• TASK TO CARRY OUT: Gather all lines in the entries below that include the word "Brake".

** begin INPUT RECORDS **

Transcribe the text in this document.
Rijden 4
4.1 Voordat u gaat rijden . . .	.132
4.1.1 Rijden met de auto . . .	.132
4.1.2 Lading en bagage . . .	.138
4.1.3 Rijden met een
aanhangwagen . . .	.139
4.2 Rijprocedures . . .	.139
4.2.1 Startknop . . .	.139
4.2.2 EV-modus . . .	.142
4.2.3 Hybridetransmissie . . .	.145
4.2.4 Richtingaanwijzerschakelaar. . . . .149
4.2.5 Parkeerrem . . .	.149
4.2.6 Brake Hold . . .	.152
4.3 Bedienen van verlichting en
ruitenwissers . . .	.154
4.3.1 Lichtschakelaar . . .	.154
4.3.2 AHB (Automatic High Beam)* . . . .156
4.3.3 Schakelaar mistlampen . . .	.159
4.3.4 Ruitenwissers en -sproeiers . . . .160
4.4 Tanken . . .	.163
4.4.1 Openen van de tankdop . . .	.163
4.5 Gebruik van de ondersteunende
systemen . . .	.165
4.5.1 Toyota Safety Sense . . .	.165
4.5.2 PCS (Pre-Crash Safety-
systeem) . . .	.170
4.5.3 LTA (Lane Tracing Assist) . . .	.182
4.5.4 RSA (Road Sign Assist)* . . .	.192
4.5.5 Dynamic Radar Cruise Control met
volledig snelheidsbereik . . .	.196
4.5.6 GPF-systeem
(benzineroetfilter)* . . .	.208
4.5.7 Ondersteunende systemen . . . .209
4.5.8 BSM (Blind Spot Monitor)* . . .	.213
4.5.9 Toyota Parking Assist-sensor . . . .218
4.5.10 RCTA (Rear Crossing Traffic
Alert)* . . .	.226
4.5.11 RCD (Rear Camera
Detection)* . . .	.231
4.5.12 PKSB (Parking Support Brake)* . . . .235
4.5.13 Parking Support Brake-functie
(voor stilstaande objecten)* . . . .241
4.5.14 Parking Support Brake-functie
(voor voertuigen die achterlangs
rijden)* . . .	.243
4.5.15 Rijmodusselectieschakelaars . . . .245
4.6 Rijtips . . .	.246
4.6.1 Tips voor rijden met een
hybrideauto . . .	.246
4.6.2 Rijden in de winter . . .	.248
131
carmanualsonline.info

** end INPUT RECORDS **
** begin INPUT RECORDS **

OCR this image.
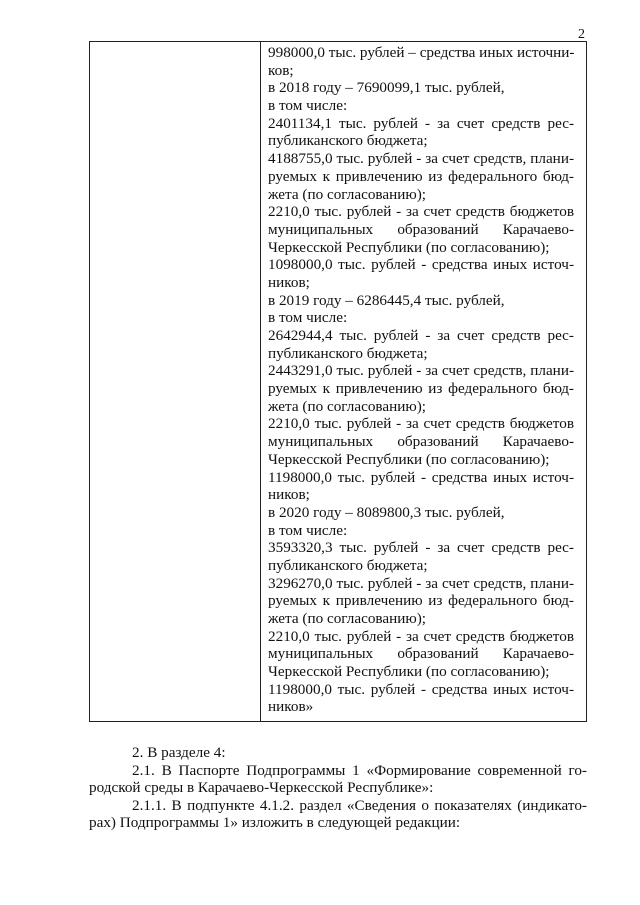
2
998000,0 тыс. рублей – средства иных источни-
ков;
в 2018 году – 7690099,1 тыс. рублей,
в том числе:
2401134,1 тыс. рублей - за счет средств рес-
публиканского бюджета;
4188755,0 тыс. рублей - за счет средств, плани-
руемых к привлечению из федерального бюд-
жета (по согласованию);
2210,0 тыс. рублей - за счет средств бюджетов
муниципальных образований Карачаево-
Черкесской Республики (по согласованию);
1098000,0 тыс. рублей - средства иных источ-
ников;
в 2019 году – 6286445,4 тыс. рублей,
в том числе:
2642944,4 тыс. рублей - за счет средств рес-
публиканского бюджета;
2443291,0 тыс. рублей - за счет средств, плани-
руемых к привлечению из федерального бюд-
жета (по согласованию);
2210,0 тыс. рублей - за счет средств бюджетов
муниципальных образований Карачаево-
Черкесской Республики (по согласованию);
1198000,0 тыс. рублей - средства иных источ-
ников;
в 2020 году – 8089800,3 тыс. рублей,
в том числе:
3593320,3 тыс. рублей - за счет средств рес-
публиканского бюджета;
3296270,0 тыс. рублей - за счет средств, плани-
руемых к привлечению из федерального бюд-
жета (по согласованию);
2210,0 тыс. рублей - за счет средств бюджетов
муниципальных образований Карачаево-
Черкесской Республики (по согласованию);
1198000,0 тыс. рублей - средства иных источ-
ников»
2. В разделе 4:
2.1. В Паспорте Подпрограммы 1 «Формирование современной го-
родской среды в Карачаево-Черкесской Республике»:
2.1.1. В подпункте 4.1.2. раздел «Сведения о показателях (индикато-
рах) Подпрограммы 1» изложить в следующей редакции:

** end INPUT RECORDS **

• ANSWER FOR THE TASK:
4.2.6 Brake Hold . . .	.152
4.5.12 PKSB (Parking Support Brake)* . . . .235
4.5.13 Parking Support Brake-functie
4.5.14 Parking Support Brake-functie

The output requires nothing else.